What the task asks
Go through the entries below and retype them exactly, omitting each picture.

Dataset records
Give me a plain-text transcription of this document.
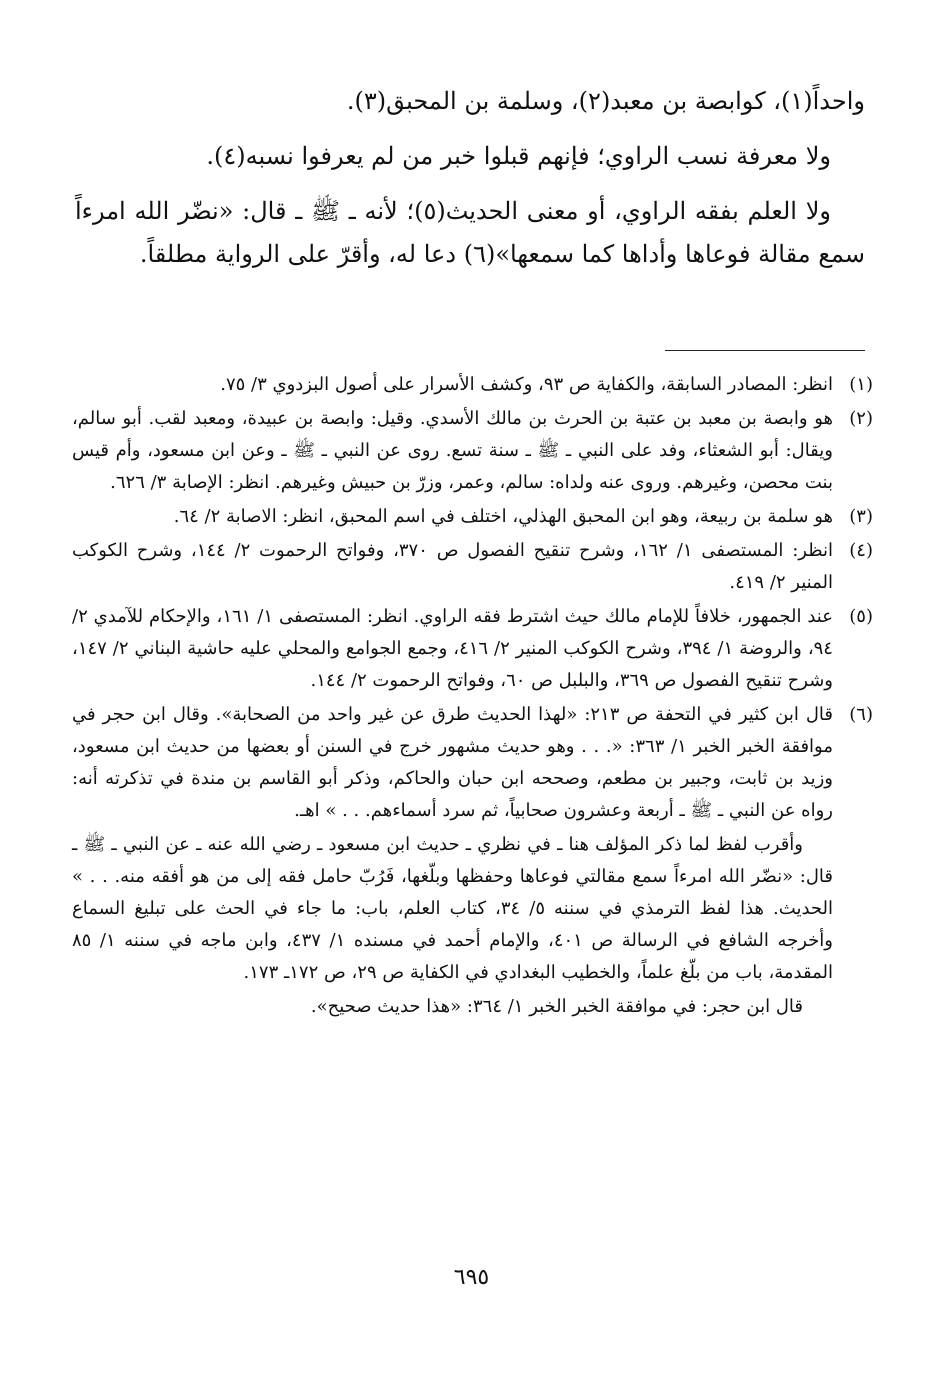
واحداً(١)، كوابصة بن معبد(٢)، وسلمة بن المحبق(٣).

ولا معرفة نسب الراوي؛ فإنهم قبلوا خبر من لم يعرفوا نسبه(٤).

ولا العلم بفقه الراوي، أو معنى الحديث(٥)؛ لأنه ـ ﷺ ـ قال: «نضّر الله امرءاً سمع مقالة فوعاها وأداها كما سمعها»(٦) دعا له، وأقرّ على الرواية مطلقاً.

(١)
انظر: المصادر السابقة، والكفاية ص ٩٣، وكشف الأسرار على أصول البزدوي ٣/ ٧٥.
(٢)
هو وابصة بن معبد بن عتبة بن الحرث بن مالك الأسدي. وقيل: وابصة بن عبيدة، ومعبد لقب. أبو سالم، ويقال: أبو الشعثاء، وفد على النبي ـ ﷺ ـ سنة تسع. روى عن النبي ـ ﷺ ـ وعن ابن مسعود، وأم قيس بنت محصن، وغيرهم. وروى عنه ولداه: سالم، وعمر، وزرّ بن حبيش وغيرهم. انظر: الإصابة ٣/ ٦٢٦.
(٣)
هو سلمة بن ربيعة، وهو ابن المحبق الهذلي، اختلف في اسم المحبق، انظر: الاصابة ٢/ ٦٤.
(٤)
انظر: المستصفى ١/ ١٦٢، وشرح تنقيح الفصول ص ٣٧٠، وفواتح الرحموت ٢/ ١٤٤، وشرح الكوكب المنير ٢/ ٤١٩.
(٥)
عند الجمهور، خلافاً للإمام مالك حيث اشترط فقه الراوي. انظر: المستصفى ١/ ١٦١، والإحكام للآمدي ٢/ ٩٤، والروضة ١/ ٣٩٤، وشرح الكوكب المنير ٢/ ٤١٦، وجمع الجوامع والمحلي عليه حاشية البناني ٢/ ١٤٧، وشرح تنقيح الفصول ص ٣٦٩، والبلبل ص ٦٠، وفواتح الرحموت ٢/ ١٤٤.
(٦)
قال ابن كثير في التحفة ص ٢١٣: «لهذا الحديث طرق عن غير واحد من الصحابة». وقال ابن حجر في موافقة الخبر الخبر ١/ ٣٦٣: «. . . وهو حديث مشهور خرج في السنن أو بعضها من حديث ابن مسعود، وزيد بن ثابت، وجبير بن مطعم، وصححه ابن حبان والحاكم، وذكر أبو القاسم بن مندة في تذكرته أنه: رواه عن النبي ـ ﷺ ـ أربعة وعشرون صحابياً، ثم سرد أسماءهم. . . » اهـ.
وأقرب لفظ لما ذكر المؤلف هنا ـ في نظري ـ حديث ابن مسعود ـ رضي الله عنه ـ عن النبي ـ ﷺ ـ قال: «نضّر الله امرءاً سمع مقالتي فوعاها وحفظها وبلّغها، فَرُبّ حامل فقه إلى من هو أفقه منه. . . » الحديث. هذا لفظ الترمذي في سننه ٥/ ٣٤، كتاب العلم، باب: ما جاء في الحث على تبليغ السماع وأخرجه الشافع في الرسالة ص ٤٠١، والإمام أحمد في مسنده ١/ ٤٣٧، وابن ماجه في سننه ١/ ٨٥ المقدمة، باب من بلّغ علماً، والخطيب البغدادي في الكفاية ص ٢٩، ص ١٧٢ـ ١٧٣.
قال ابن حجر: في موافقة الخبر الخبر ١/ ٣٦٤: «هذا حديث صحيح».
٦٩٥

Task result
Give me a plain-text transcription of this document.
واحداً(١)، كوابصة بن معبد(٢)، وسلمة بن المحبق(٣).

ولا معرفة نسب الراوي؛ فإنهم قبلوا خبر من لم يعرفوا نسبه(٤).

ولا العلم بفقه الراوي، أو معنى الحديث(٥)؛ لأنه ـ ﷺ ـ قال: «نضّر الله امرءاً سمع مقالة فوعاها وأداها كما سمعها»(٦) دعا له، وأقرّ على الرواية مطلقاً.

(١)
انظر: المصادر السابقة، والكفاية ص ٩٣، وكشف الأسرار على أصول البزدوي ٣/ ٧٥.
(٢)
هو وابصة بن معبد بن عتبة بن الحرث بن مالك الأسدي. وقيل: وابصة بن عبيدة، ومعبد لقب. أبو سالم، ويقال: أبو الشعثاء، وفد على النبي ـ ﷺ ـ سنة تسع. روى عن النبي ـ ﷺ ـ وعن ابن مسعود، وأم قيس بنت محصن، وغيرهم. وروى عنه ولداه: سالم، وعمر، وزرّ بن حبيش وغيرهم. انظر: الإصابة ٣/ ٦٢٦.
(٣)
هو سلمة بن ربيعة، وهو ابن المحبق الهذلي، اختلف في اسم المحبق، انظر: الاصابة ٢/ ٦٤.
(٤)
انظر: المستصفى ١/ ١٦٢، وشرح تنقيح الفصول ص ٣٧٠، وفواتح الرحموت ٢/ ١٤٤، وشرح الكوكب المنير ٢/ ٤١٩.
(٥)
عند الجمهور، خلافاً للإمام مالك حيث اشترط فقه الراوي. انظر: المستصفى ١/ ١٦١، والإحكام للآمدي ٢/ ٩٤، والروضة ١/ ٣٩٤، وشرح الكوكب المنير ٢/ ٤١٦، وجمع الجوامع والمحلي عليه حاشية البناني ٢/ ١٤٧، وشرح تنقيح الفصول ص ٣٦٩، والبلبل ص ٦٠، وفواتح الرحموت ٢/ ١٤٤.
(٦)
قال ابن كثير في التحفة ص ٢١٣: «لهذا الحديث طرق عن غير واحد من الصحابة». وقال ابن حجر في موافقة الخبر الخبر ١/ ٣٦٣: «. . . وهو حديث مشهور خرج في السنن أو بعضها من حديث ابن مسعود، وزيد بن ثابت، وجبير بن مطعم، وصححه ابن حبان والحاكم، وذكر أبو القاسم بن مندة في تذكرته أنه: رواه عن النبي ـ ﷺ ـ أربعة وعشرون صحابياً، ثم سرد أسماءهم. . . » اهـ.
وأقرب لفظ لما ذكر المؤلف هنا ـ في نظري ـ حديث ابن مسعود ـ رضي الله عنه ـ عن النبي ـ ﷺ ـ قال: «نضّر الله امرءاً سمع مقالتي فوعاها وحفظها وبلّغها، فَرُبّ حامل فقه إلى من هو أفقه منه. . . » الحديث. هذا لفظ الترمذي في سننه ٥/ ٣٤، كتاب العلم، باب: ما جاء في الحث على تبليغ السماع وأخرجه الشافع في الرسالة ص ٤٠١، والإمام أحمد في مسنده ١/ ٤٣٧، وابن ماجه في سننه ١/ ٨٥ المقدمة، باب من بلّغ علماً، والخطيب البغدادي في الكفاية ص ٢٩، ص ١٧٢ـ ١٧٣.
قال ابن حجر: في موافقة الخبر الخبر ١/ ٣٦٤: «هذا حديث صحيح».
٦٩٥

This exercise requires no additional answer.